Task instructions: Would you output the whole listing below, exactly as it reads?

>> Begin Data provided

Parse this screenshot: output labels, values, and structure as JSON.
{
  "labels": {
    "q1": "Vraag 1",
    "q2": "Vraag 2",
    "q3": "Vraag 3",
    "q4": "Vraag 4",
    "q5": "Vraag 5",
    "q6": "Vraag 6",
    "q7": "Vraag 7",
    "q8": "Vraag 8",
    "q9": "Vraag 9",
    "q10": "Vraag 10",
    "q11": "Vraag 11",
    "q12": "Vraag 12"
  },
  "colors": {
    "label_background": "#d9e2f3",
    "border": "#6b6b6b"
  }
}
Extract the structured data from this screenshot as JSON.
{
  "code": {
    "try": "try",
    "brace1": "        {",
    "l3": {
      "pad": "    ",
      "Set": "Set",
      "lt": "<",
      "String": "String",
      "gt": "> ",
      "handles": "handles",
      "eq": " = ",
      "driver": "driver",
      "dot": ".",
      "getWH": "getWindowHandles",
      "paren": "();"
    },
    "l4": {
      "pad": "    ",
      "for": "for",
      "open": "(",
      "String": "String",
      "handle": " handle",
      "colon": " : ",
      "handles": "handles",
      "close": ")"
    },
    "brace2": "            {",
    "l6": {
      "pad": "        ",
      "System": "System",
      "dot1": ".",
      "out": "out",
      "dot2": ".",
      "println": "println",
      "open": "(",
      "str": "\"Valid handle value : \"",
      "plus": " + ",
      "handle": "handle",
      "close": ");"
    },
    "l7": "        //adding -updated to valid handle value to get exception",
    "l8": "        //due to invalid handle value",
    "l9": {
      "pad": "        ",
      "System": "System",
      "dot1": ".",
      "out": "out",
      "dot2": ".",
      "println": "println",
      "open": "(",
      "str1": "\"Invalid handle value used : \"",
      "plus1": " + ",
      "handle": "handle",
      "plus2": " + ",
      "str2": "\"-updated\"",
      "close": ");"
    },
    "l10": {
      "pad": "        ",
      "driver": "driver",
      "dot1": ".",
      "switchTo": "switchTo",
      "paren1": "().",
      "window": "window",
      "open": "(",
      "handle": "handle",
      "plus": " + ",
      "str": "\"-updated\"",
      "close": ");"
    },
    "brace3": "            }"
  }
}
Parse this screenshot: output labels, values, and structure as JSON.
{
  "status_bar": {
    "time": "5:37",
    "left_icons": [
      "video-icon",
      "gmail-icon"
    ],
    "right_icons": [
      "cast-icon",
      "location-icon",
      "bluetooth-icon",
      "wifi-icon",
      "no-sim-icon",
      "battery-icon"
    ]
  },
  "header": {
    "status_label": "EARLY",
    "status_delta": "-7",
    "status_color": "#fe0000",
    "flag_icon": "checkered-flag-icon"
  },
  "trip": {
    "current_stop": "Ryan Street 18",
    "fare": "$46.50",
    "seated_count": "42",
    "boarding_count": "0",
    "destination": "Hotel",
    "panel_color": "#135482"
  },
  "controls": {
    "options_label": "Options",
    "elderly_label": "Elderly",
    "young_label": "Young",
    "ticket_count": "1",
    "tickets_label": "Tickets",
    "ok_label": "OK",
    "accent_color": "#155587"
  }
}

>> End Data provided

Exercise output:
Parse this screenshot: output labels, values, and structure as JSON.
{
  "labels": {
    "q1": "Vraag 1",
    "q2": "Vraag 2",
    "q3": "Vraag 3",
    "q4": "Vraag 4",
    "q5": "Vraag 5",
    "q6": "Vraag 6",
    "q7": "Vraag 7",
    "q8": "Vraag 8",
    "q9": "Vraag 9",
    "q10": "Vraag 10",
    "q11": "Vraag 11",
    "q12": "Vraag 12"
  },
  "colors": {
    "label_background": "#d9e2f3",
    "border": "#6b6b6b"
  }
}
Extract the structured data from this screenshot as JSON.
{
  "code": {
    "try": "try",
    "brace1": "        {",
    "l3": {
      "pad": "    ",
      "Set": "Set",
      "lt": "<",
      "String": "String",
      "gt": "> ",
      "handles": "handles",
      "eq": " = ",
      "driver": "driver",
      "dot": ".",
      "getWH": "getWindowHandles",
      "paren": "();"
    },
    "l4": {
      "pad": "    ",
      "for": "for",
      "open": "(",
      "String": "String",
      "handle": " handle",
      "colon": " : ",
      "handles": "handles",
      "close": ")"
    },
    "brace2": "            {",
    "l6": {
      "pad": "        ",
      "System": "System",
      "dot1": ".",
      "out": "out",
      "dot2": ".",
      "println": "println",
      "open": "(",
      "str": "\"Valid handle value : \"",
      "plus": " + ",
      "handle": "handle",
      "close": ");"
    },
    "l7": "        //adding -updated to valid handle value to get exception",
    "l8": "        //due to invalid handle value",
    "l9": {
      "pad": "        ",
      "System": "System",
      "dot1": ".",
      "out": "out",
      "dot2": ".",
      "println": "println",
      "open": "(",
      "str1": "\"Invalid handle value used : \"",
      "plus1": " + ",
      "handle": "handle",
      "plus2": " + ",
      "str2": "\"-updated\"",
      "close": ");"
    },
    "l10": {
      "pad": "        ",
      "driver": "driver",
      "dot1": ".",
      "switchTo": "switchTo",
      "paren1": "().",
      "window": "window",
      "open": "(",
      "handle": "handle",
      "plus": " + ",
      "str": "\"-updated\"",
      "close": ");"
    },
    "brace3": "            }"
  }
}
Parse this screenshot: output labels, values, and structure as JSON.
{
  "status_bar": {
    "time": "5:37",
    "left_icons": [
      "video-icon",
      "gmail-icon"
    ],
    "right_icons": [
      "cast-icon",
      "location-icon",
      "bluetooth-icon",
      "wifi-icon",
      "no-sim-icon",
      "battery-icon"
    ]
  },
  "header": {
    "status_label": "EARLY",
    "status_delta": "-7",
    "status_color": "#fe0000",
    "flag_icon": "checkered-flag-icon"
  },
  "trip": {
    "current_stop": "Ryan Street 18",
    "fare": "$46.50",
    "seated_count": "42",
    "boarding_count": "0",
    "destination": "Hotel",
    "panel_color": "#135482"
  },
  "controls": {
    "options_label": "Options",
    "elderly_label": "Elderly",
    "young_label": "Young",
    "ticket_count": "1",
    "tickets_label": "Tickets",
    "ok_label": "OK",
    "accent_color": "#155587"
  }
}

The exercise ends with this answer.